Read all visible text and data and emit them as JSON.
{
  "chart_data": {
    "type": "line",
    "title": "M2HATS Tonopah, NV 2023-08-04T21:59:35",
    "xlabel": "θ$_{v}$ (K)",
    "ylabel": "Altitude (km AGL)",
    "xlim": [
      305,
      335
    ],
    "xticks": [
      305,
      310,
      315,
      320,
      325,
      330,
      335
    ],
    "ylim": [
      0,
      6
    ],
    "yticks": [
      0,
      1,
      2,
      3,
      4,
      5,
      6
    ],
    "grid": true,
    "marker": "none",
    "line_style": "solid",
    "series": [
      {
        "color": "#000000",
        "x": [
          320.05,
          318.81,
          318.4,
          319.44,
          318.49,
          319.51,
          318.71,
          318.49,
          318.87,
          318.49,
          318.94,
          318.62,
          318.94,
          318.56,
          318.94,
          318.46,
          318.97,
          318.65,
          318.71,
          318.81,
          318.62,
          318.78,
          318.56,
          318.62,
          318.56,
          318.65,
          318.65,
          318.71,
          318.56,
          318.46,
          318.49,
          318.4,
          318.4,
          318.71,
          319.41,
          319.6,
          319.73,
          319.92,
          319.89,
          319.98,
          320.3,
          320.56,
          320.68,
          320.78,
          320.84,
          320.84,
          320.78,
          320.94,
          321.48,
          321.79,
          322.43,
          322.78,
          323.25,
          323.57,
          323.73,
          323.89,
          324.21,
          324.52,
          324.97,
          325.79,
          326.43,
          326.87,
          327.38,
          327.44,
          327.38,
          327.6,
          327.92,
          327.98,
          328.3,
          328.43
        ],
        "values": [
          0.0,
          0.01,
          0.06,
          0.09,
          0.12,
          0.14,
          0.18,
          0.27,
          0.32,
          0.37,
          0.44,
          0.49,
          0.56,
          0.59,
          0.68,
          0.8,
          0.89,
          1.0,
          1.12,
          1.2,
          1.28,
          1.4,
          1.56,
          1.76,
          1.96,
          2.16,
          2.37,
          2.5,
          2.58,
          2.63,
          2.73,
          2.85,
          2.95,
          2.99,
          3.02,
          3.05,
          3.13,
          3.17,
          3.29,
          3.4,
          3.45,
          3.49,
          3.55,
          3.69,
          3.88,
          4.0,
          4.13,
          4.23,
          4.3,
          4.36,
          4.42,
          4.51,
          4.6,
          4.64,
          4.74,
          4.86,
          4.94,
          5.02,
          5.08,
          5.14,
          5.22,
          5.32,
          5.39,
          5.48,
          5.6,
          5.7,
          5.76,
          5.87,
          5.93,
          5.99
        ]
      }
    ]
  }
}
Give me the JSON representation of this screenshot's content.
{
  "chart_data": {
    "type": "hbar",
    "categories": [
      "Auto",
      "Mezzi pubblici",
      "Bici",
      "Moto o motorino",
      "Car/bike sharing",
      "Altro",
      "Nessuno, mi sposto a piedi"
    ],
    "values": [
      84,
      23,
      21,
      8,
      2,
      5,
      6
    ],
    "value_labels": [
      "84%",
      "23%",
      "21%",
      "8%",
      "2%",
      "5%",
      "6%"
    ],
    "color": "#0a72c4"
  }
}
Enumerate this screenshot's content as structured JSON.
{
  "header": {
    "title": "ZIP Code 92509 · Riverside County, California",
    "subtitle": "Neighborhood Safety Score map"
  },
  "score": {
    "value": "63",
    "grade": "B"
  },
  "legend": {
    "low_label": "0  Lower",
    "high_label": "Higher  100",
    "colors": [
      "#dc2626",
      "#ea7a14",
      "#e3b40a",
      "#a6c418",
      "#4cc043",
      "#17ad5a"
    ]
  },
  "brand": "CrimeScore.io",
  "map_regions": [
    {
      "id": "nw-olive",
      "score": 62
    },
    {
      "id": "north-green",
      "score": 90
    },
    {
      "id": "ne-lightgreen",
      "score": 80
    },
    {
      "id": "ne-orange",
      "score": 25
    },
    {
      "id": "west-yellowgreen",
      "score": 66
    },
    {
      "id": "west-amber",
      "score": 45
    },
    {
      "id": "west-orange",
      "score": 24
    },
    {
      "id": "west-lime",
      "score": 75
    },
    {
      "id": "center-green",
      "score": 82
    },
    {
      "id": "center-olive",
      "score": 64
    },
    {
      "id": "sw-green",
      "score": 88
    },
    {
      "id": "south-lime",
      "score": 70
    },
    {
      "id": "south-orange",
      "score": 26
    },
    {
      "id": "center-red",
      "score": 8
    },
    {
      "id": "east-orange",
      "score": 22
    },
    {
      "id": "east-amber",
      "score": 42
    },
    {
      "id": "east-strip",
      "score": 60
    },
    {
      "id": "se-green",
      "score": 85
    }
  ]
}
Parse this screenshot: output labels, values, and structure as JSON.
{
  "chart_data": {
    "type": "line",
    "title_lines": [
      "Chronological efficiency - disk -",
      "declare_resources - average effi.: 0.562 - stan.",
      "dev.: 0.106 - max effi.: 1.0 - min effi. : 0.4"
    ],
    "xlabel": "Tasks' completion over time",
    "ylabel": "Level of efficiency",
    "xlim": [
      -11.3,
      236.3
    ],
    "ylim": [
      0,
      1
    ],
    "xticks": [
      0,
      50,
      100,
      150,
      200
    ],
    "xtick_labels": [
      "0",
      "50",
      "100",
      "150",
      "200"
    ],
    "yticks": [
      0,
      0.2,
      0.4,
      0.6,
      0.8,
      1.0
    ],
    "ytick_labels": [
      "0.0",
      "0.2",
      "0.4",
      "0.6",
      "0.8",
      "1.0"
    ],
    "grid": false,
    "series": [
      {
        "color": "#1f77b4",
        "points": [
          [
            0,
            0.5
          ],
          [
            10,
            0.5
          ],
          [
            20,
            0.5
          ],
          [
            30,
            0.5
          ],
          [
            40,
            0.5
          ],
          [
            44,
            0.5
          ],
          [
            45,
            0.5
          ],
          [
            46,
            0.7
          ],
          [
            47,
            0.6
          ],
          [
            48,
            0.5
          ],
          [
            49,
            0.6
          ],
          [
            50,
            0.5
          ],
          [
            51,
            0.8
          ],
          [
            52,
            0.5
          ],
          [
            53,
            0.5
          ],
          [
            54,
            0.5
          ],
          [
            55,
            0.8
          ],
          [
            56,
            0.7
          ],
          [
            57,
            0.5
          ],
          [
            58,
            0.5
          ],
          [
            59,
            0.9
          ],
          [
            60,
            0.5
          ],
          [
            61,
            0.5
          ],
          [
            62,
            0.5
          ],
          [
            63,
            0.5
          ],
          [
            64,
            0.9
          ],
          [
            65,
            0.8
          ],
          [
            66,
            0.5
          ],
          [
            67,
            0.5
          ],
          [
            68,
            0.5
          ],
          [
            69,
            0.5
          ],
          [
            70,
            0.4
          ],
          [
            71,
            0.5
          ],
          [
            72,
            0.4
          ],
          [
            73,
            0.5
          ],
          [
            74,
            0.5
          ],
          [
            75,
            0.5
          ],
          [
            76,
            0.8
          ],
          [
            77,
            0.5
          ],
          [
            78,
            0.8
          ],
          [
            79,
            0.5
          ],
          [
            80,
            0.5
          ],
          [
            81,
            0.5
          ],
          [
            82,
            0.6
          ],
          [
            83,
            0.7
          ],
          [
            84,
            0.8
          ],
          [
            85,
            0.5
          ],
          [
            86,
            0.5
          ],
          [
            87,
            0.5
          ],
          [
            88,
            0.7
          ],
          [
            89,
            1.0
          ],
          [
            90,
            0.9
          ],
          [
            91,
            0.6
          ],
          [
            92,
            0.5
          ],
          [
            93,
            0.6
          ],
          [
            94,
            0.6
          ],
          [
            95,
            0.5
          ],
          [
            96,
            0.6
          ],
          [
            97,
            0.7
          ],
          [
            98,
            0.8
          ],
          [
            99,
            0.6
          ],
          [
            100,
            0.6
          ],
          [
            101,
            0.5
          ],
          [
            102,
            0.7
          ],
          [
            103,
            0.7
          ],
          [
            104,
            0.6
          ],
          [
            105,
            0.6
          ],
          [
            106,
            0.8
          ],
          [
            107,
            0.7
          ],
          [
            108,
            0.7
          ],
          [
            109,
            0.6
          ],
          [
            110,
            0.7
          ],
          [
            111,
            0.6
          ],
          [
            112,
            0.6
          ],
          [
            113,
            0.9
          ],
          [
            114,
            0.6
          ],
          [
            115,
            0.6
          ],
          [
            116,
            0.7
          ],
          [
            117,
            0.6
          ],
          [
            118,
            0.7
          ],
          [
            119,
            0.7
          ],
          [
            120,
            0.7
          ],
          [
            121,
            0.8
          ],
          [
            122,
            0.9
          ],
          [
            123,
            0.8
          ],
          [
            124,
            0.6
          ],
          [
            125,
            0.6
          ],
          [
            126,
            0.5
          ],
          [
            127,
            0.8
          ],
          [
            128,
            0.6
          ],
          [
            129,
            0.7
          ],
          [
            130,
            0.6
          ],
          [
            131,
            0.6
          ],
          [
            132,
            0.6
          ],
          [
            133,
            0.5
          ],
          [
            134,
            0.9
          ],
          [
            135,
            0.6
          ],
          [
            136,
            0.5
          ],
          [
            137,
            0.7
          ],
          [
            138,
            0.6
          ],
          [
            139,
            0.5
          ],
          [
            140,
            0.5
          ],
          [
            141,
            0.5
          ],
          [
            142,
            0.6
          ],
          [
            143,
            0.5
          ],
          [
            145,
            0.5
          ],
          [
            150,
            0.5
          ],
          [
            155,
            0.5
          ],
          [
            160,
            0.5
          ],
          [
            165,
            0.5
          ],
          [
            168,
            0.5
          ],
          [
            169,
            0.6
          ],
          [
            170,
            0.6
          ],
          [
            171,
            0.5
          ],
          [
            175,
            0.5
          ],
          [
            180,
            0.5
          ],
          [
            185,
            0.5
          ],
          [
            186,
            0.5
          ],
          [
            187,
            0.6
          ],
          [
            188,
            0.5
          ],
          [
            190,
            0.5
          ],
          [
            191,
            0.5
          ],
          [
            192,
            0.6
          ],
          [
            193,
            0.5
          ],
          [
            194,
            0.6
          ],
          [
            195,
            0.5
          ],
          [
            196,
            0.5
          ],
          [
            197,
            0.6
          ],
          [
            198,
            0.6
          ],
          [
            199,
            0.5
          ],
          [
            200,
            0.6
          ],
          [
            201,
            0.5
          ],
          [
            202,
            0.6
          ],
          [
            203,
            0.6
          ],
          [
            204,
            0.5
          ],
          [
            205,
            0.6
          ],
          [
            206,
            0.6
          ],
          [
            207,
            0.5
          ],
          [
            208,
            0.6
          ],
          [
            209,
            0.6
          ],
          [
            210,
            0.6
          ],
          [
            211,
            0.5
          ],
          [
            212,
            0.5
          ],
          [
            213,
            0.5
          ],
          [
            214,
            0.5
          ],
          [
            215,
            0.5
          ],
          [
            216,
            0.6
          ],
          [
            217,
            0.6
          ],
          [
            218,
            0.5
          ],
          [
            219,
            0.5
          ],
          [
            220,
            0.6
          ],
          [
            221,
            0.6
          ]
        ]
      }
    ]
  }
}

• • • •

__Problem description__: Look over the records above and copy each line that includes the string "west".

__Correct result__:
      "id": "west-yellowgreen",
      "id": "west-amber",
      "id": "west-orange",
      "id": "west-lime",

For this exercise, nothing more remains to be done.